→ Given problem: Without the images, print all the entries below exactly as given.

Source data:
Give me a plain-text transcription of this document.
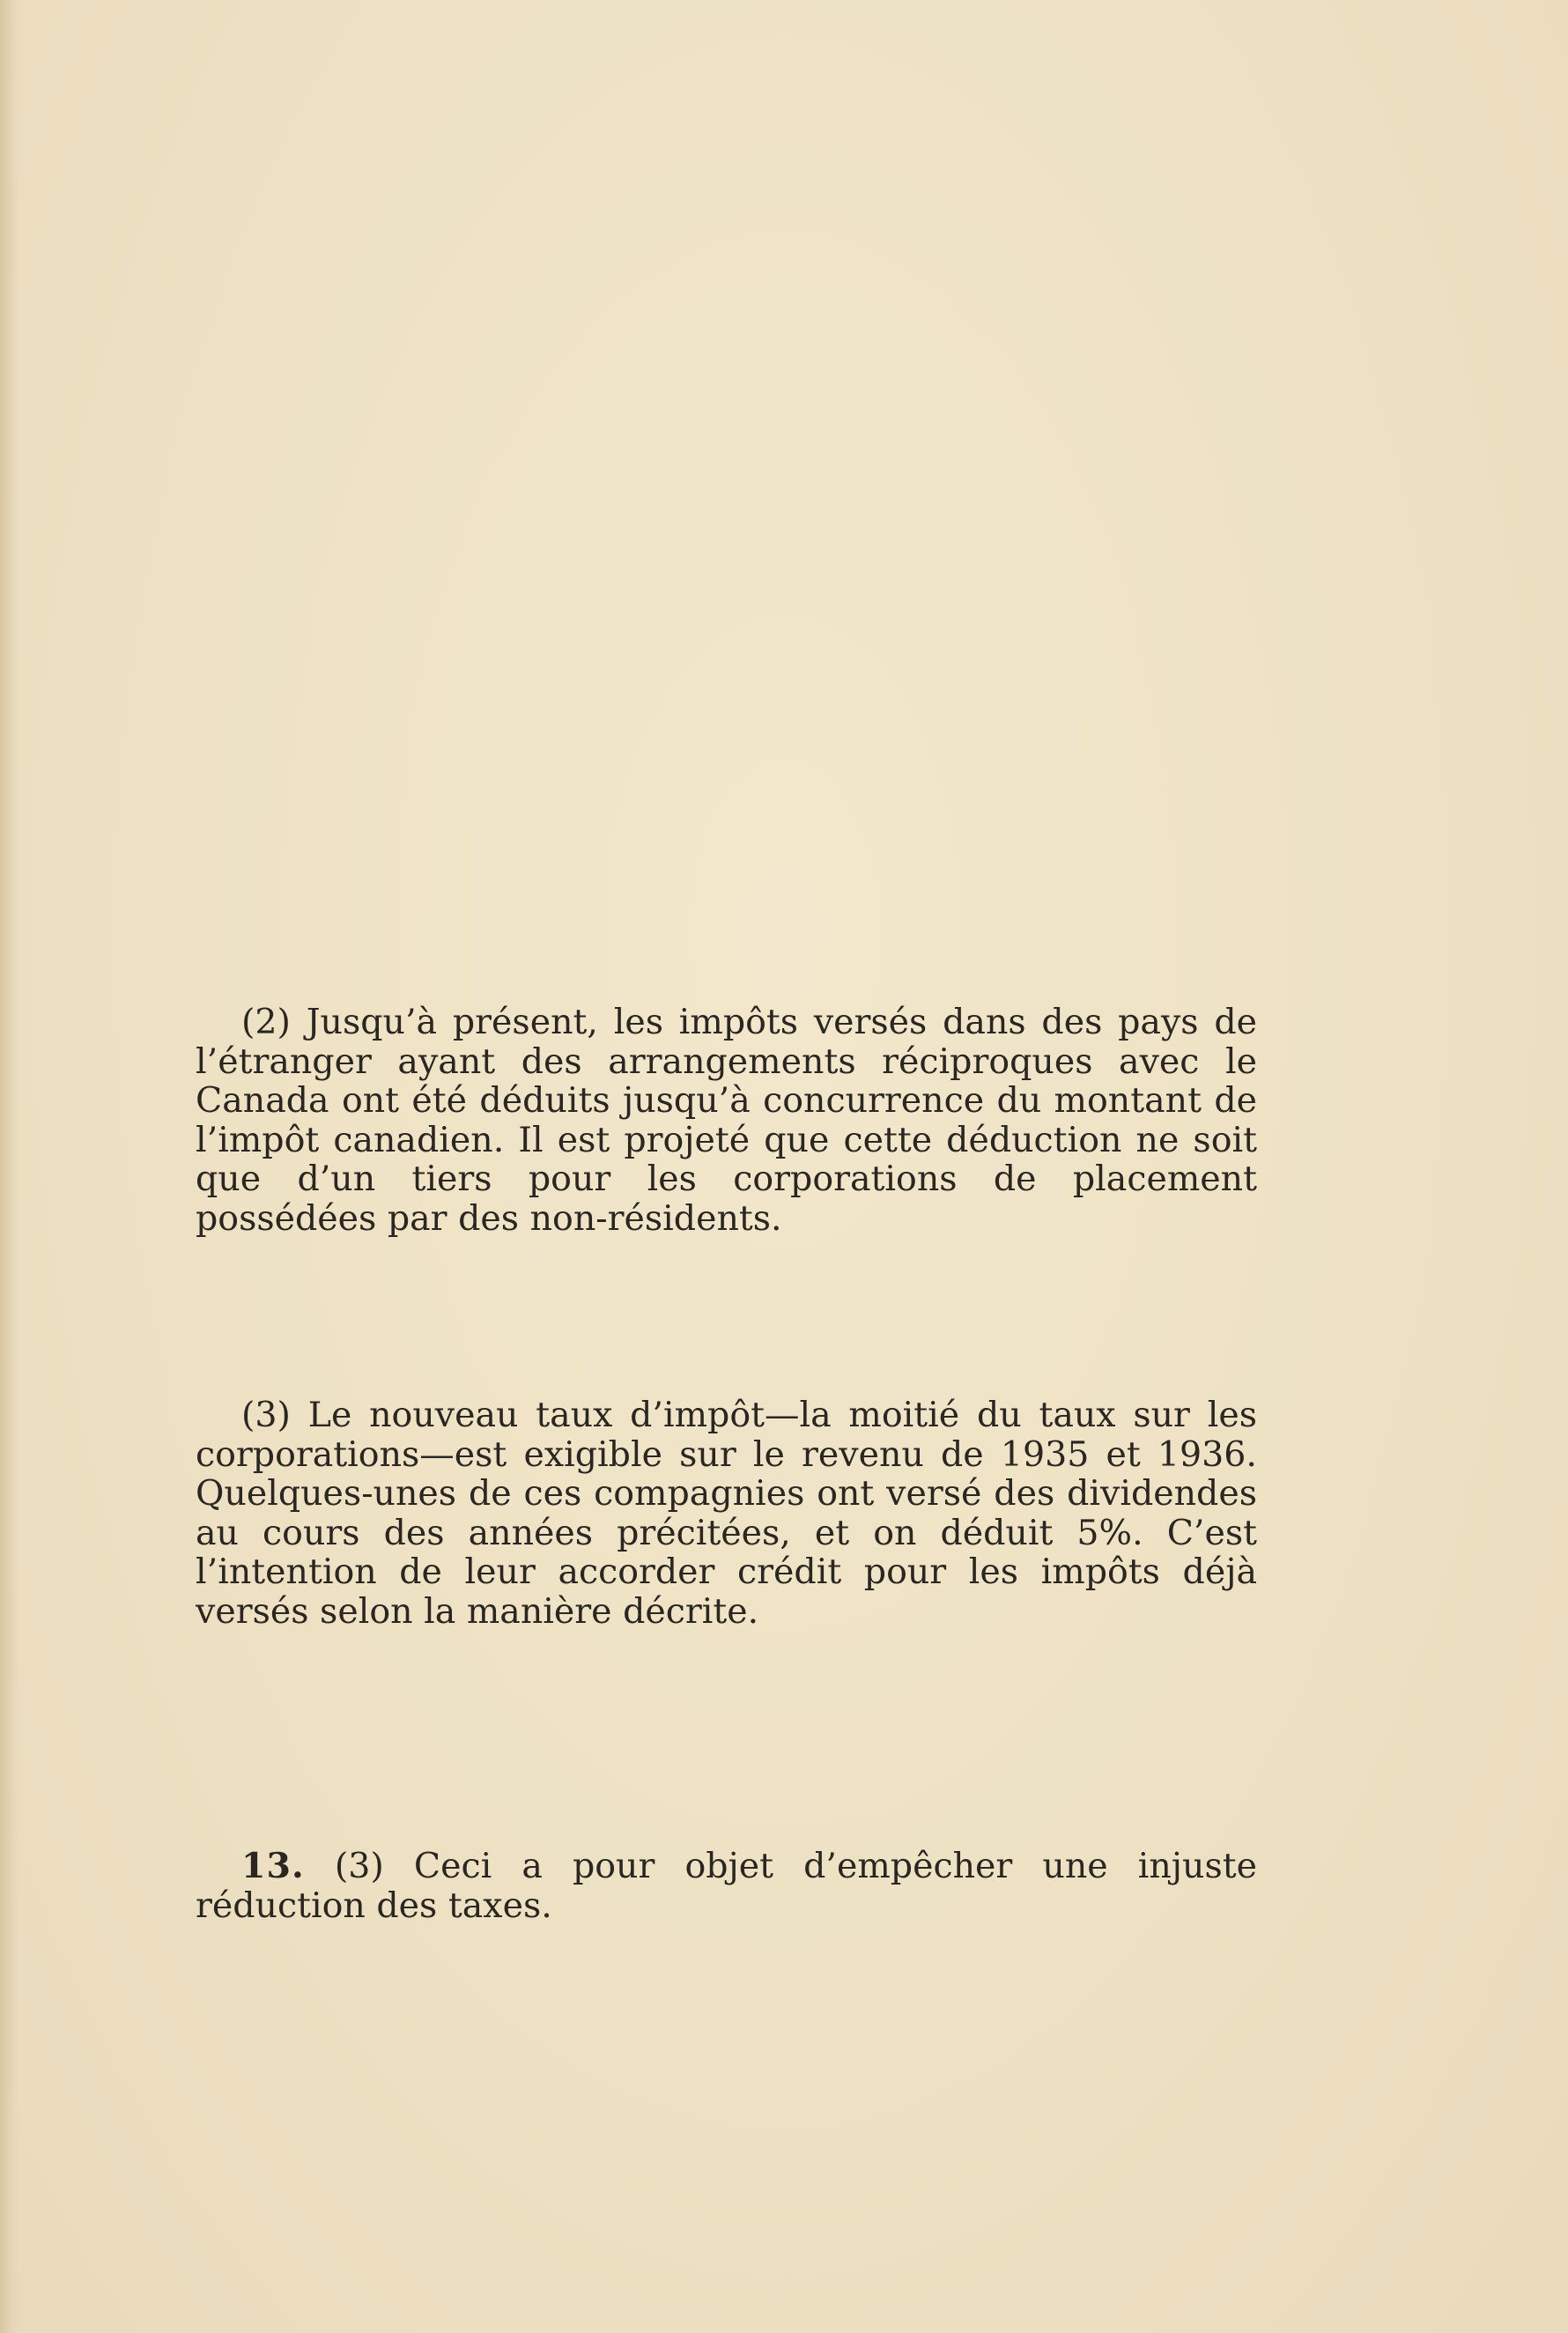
(2) Jusqu’à présent, les impôts versés dans des pays de l’étranger ayant des arrangements réciproques avec le Canada ont été déduits jusqu’à concurrence du montant de l’impôt canadien. Il est projeté que cette déduction ne soit que d’un tiers pour les corporations de placement possédées par des non-résidents.

(3) Le nouveau taux d’impôt—la moitié du taux sur les corporations—est exigible sur le revenu de 1935 et 1936. Quelques-unes de ces compagnies ont versé des dividendes au cours des années précitées, et on déduit 5%. C’est l’intention de leur accorder crédit pour les impôts déjà versés selon la manière décrite.

13. (3) Ceci a pour objet d’empêcher une injuste réduction des taxes.
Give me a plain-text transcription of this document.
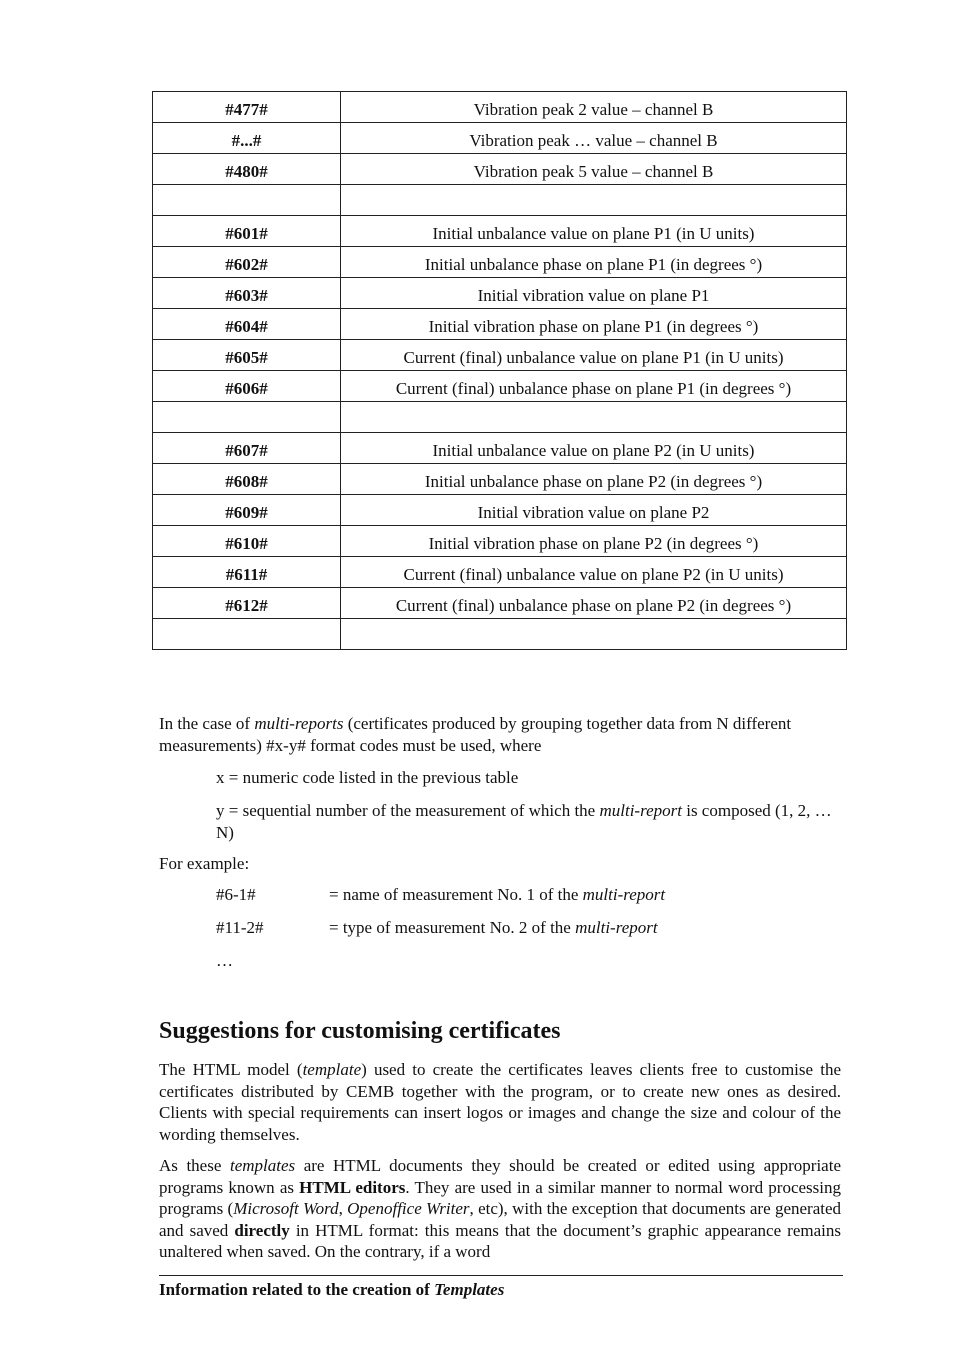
#477#	Vibration peak 2 value – channel B
#...#	Vibration peak … value – channel B
#480#	Vibration peak 5 value – channel B

#601#	Initial unbalance value on plane P1 (in U units)
#602#	Initial unbalance phase on plane P1 (in degrees °)
#603#	Initial vibration value on plane P1
#604#	Initial vibration phase on plane P1 (in degrees °)
#605#	Current (final) unbalance value on plane P1 (in U units)
#606#	Current (final) unbalance phase on plane P1 (in degrees °)

#607#	Initial unbalance value on plane P2 (in U units)
#608#	Initial unbalance phase on plane P2 (in degrees °)
#609#	Initial vibration value on plane P2
#610#	Initial vibration phase on plane P2 (in degrees °)
#611#	Current (final) unbalance value on plane P2 (in U units)
#612#	Current (final) unbalance phase on plane P2 (in degrees °)

In the case of multi-reports (certificates produced by grouping together data from N different measurements) #x-y# format codes must be used, where
x = numeric code listed in the previous table
y = sequential number of the measurement of which the multi-report is composed (1, 2, … N)
For example:
#6-1#	= name of measurement No. 1 of the multi-report
#11-2#	= type of measurement No. 2 of the multi-report
…
Suggestions for customising certificates
The HTML model (template) used to create the certificates leaves clients free to customise the certificates distributed by CEMB together with the program, or to create new ones as desired. Clients with special requirements can insert logos or images and change the size and colour of the wording themselves.
As these templates are HTML documents they should be created or edited using appropriate programs known as HTML editors. They are used in a similar manner to normal word processing programs (Microsoft Word, Openoffice Writer, etc), with the exception that documents are generated and saved directly in HTML format: this means that the document’s graphic appearance remains unaltered when saved. On the contrary, if a word
Information related to the creation of Templates
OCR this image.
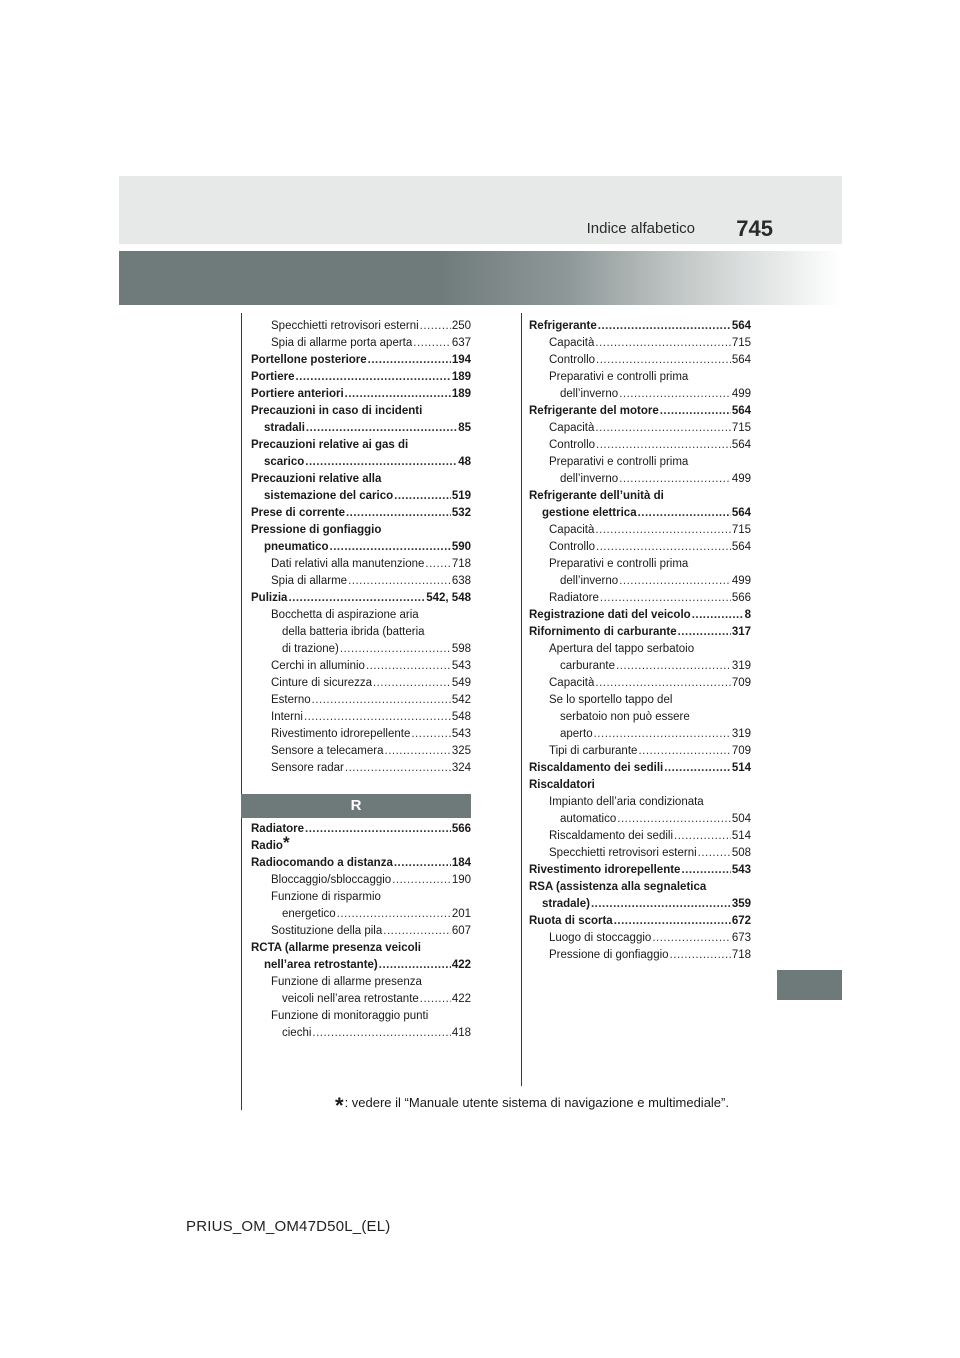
Indice alfabetico 745
Specchietti retrovisori esterni .....	250
Spia di allarme porta aperta .....	637
Portellone posteriore .....	194
Portiere .....	189
Portiere anteriori .....	189
Precauzioni in caso di incidenti
stradali .....	85
Precauzioni relative ai gas di
scarico .....	48
Precauzioni relative alla
sistemazione del carico .....	519
Prese di corrente .....	532
Pressione di gonfiaggio
pneumatico .....	590
Dati relativi alla manutenzione ..... 718
Spia di allarme .....	638
Pulizia .....	542, 548
Bocchetta di aspirazione aria
della batteria ibrida (batteria
di trazione) .....	598
Cerchi in alluminio .....	543
Cinture di sicurezza .....	549
Esterno .....	542
Interni .....	548
Rivestimento idrorepellente .....	543
Sensore a telecamera .....	325
Sensore radar .....	324
R
Radiatore .....	566
Radio*
Radiocomando a distanza .....	184
Bloccaggio/sbloccaggio .....	190
Funzione di risparmio
energetico .....	201
Sostituzione della pila .....	607
RCTA (allarme presenza veicoli
nell’area retrostante) .....	422
Funzione di allarme presenza
veicoli nell’area retrostante .....	422
Funzione di monitoraggio punti
ciechi .....	418
Refrigerante .....	564
Capacità .....	715
Controllo .....	564
Preparativi e controlli prima
dell’inverno .....	499
Refrigerante del motore .....	564
Capacità .....	715
Controllo .....	564
Preparativi e controlli prima
dell’inverno .....	499
Refrigerante dell’unità di
gestione elettrica .....	564
Capacità .....	715
Controllo .....	564
Preparativi e controlli prima
dell’inverno .....	499
Radiatore .....	566
Registrazione dati del veicolo .....	8
Rifornimento di carburante .....	317
Apertura del tappo serbatoio
carburante .....	319
Capacità .....	709
Se lo sportello tappo del
serbatoio non può essere
aperto .....	319
Tipi di carburante .....	709
Riscaldamento dei sedili .....	514
Riscaldatori
Impianto dell’aria condizionata
automatico .....	504
Riscaldamento dei sedili .....	514
Specchietti retrovisori esterni .....	508
Rivestimento idrorepellente .....	543
RSA (assistenza alla segnaletica
stradale) .....	359
Ruota di scorta .....	672
Luogo di stoccaggio .....	673
Pressione di gonfiaggio .....	718
*: vedere il “Manuale utente sistema di navigazione e multimediale”.
PRIUS_OM_OM47D50L_(EL)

→ Reply to the exercise:
Give me a plain-text transcription of this document.
(2) Jusqu’à présent, les impôts versés dans des pays de l’étranger ayant des arrangements réciproques avec le Canada ont été déduits jusqu’à concurrence du montant de l’impôt canadien. Il est projeté que cette déduction ne soit que d’un tiers pour les corporations de placement possédées par des non-résidents.

(3) Le nouveau taux d’impôt—la moitié du taux sur les corporations—est exigible sur le revenu de 1935 et 1936. Quelques-unes de ces compagnies ont versé des dividendes au cours des années précitées, et on déduit 5%. C’est l’intention de leur accorder crédit pour les impôts déjà versés selon la manière décrite.

13. (3) Ceci a pour objet d’empêcher une injuste réduction des taxes.
Give me a plain-text transcription of this document.
#477#	Vibration peak 2 value – channel B
#...#	Vibration peak … value – channel B
#480#	Vibration peak 5 value – channel B

#601#	Initial unbalance value on plane P1 (in U units)
#602#	Initial unbalance phase on plane P1 (in degrees °)
#603#	Initial vibration value on plane P1
#604#	Initial vibration phase on plane P1 (in degrees °)
#605#	Current (final) unbalance value on plane P1 (in U units)
#606#	Current (final) unbalance phase on plane P1 (in degrees °)

#607#	Initial unbalance value on plane P2 (in U units)
#608#	Initial unbalance phase on plane P2 (in degrees °)
#609#	Initial vibration value on plane P2
#610#	Initial vibration phase on plane P2 (in degrees °)
#611#	Current (final) unbalance value on plane P2 (in U units)
#612#	Current (final) unbalance phase on plane P2 (in degrees °)

In the case of multi-reports (certificates produced by grouping together data from N different measurements) #x-y# format codes must be used, where
x = numeric code listed in the previous table
y = sequential number of the measurement of which the multi-report is composed (1, 2, … N)
For example:
#6-1#	= name of measurement No. 1 of the multi-report
#11-2#	= type of measurement No. 2 of the multi-report
…
Suggestions for customising certificates
The HTML model (template) used to create the certificates leaves clients free to customise the certificates distributed by CEMB together with the program, or to create new ones as desired. Clients with special requirements can insert logos or images and change the size and colour of the wording themselves.
As these templates are HTML documents they should be created or edited using appropriate programs known as HTML editors. They are used in a similar manner to normal word processing programs (Microsoft Word, Openoffice Writer, etc), with the exception that documents are generated and saved directly in HTML format: this means that the document’s graphic appearance remains unaltered when saved. On the contrary, if a word
Information related to the creation of Templates
OCR this image.
Indice alfabetico 745
Specchietti retrovisori esterni .....	250
Spia di allarme porta aperta .....	637
Portellone posteriore .....	194
Portiere .....	189
Portiere anteriori .....	189
Precauzioni in caso di incidenti
stradali .....	85
Precauzioni relative ai gas di
scarico .....	48
Precauzioni relative alla
sistemazione del carico .....	519
Prese di corrente .....	532
Pressione di gonfiaggio
pneumatico .....	590
Dati relativi alla manutenzione ..... 718
Spia di allarme .....	638
Pulizia .....	542, 548
Bocchetta di aspirazione aria
della batteria ibrida (batteria
di trazione) .....	598
Cerchi in alluminio .....	543
Cinture di sicurezza .....	549
Esterno .....	542
Interni .....	548
Rivestimento idrorepellente .....	543
Sensore a telecamera .....	325
Sensore radar .....	324
R
Radiatore .....	566
Radio*
Radiocomando a distanza .....	184
Bloccaggio/sbloccaggio .....	190
Funzione di risparmio
energetico .....	201
Sostituzione della pila .....	607
RCTA (allarme presenza veicoli
nell’area retrostante) .....	422
Funzione di allarme presenza
veicoli nell’area retrostante .....	422
Funzione di monitoraggio punti
ciechi .....	418
Refrigerante .....	564
Capacità .....	715
Controllo .....	564
Preparativi e controlli prima
dell’inverno .....	499
Refrigerante del motore .....	564
Capacità .....	715
Controllo .....	564
Preparativi e controlli prima
dell’inverno .....	499
Refrigerante dell’unità di
gestione elettrica .....	564
Capacità .....	715
Controllo .....	564
Preparativi e controlli prima
dell’inverno .....	499
Radiatore .....	566
Registrazione dati del veicolo .....	8
Rifornimento di carburante .....	317
Apertura del tappo serbatoio
carburante .....	319
Capacità .....	709
Se lo sportello tappo del
serbatoio non può essere
aperto .....	319
Tipi di carburante .....	709
Riscaldamento dei sedili .....	514
Riscaldatori
Impianto dell’aria condizionata
automatico .....	504
Riscaldamento dei sedili .....	514
Specchietti retrovisori esterni .....	508
Rivestimento idrorepellente .....	543
RSA (assistenza alla segnaletica
stradale) .....	359
Ruota di scorta .....	672
Luogo di stoccaggio .....	673
Pressione di gonfiaggio .....	718
*: vedere il “Manuale utente sistema di navigazione e multimediale”.
PRIUS_OM_OM47D50L_(EL)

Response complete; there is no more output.